-------- Dataset rows

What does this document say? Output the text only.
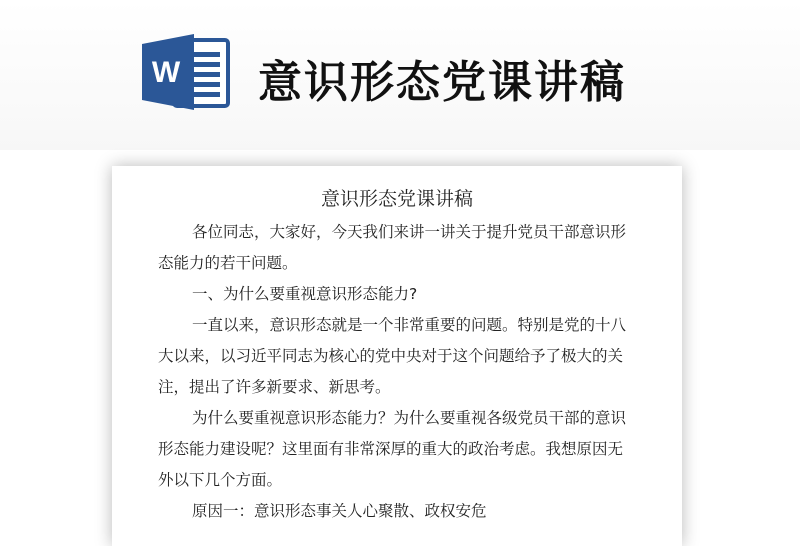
W 意识形态党课讲稿
意识形态党课讲稿
各位同志，大家好，今天我们来讲一讲关于提升党员干部意识形
态能力的若干问题。
一、为什么要重视意识形态能力?
一直以来，意识形态就是一个非常重要的问题。特别是党的十八
大以来，以习近平同志为核心的党中央对于这个问题给予了极大的关
注，提出了许多新要求、新思考。
为什么要重视意识形态能力？为什么要重视各级党员干部的意识
形态能力建设呢？这里面有非常深厚的重大的政治考虑。我想原因无
外以下几个方面。
原因一：意识形态事关人心聚散、政权安危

----------------

** Direction **
Return the listing above word for word, with the pictures removed.

** Correct answer **
What does this document say? Output the text only.
W 意识形态党课讲稿
意识形态党课讲稿
各位同志，大家好，今天我们来讲一讲关于提升党员干部意识形
态能力的若干问题。
一、为什么要重视意识形态能力?
一直以来，意识形态就是一个非常重要的问题。特别是党的十八
大以来，以习近平同志为核心的党中央对于这个问题给予了极大的关
注，提出了许多新要求、新思考。
为什么要重视意识形态能力？为什么要重视各级党员干部的意识
形态能力建设呢？这里面有非常深厚的重大的政治考虑。我想原因无
外以下几个方面。
原因一：意识形态事关人心聚散、政权安危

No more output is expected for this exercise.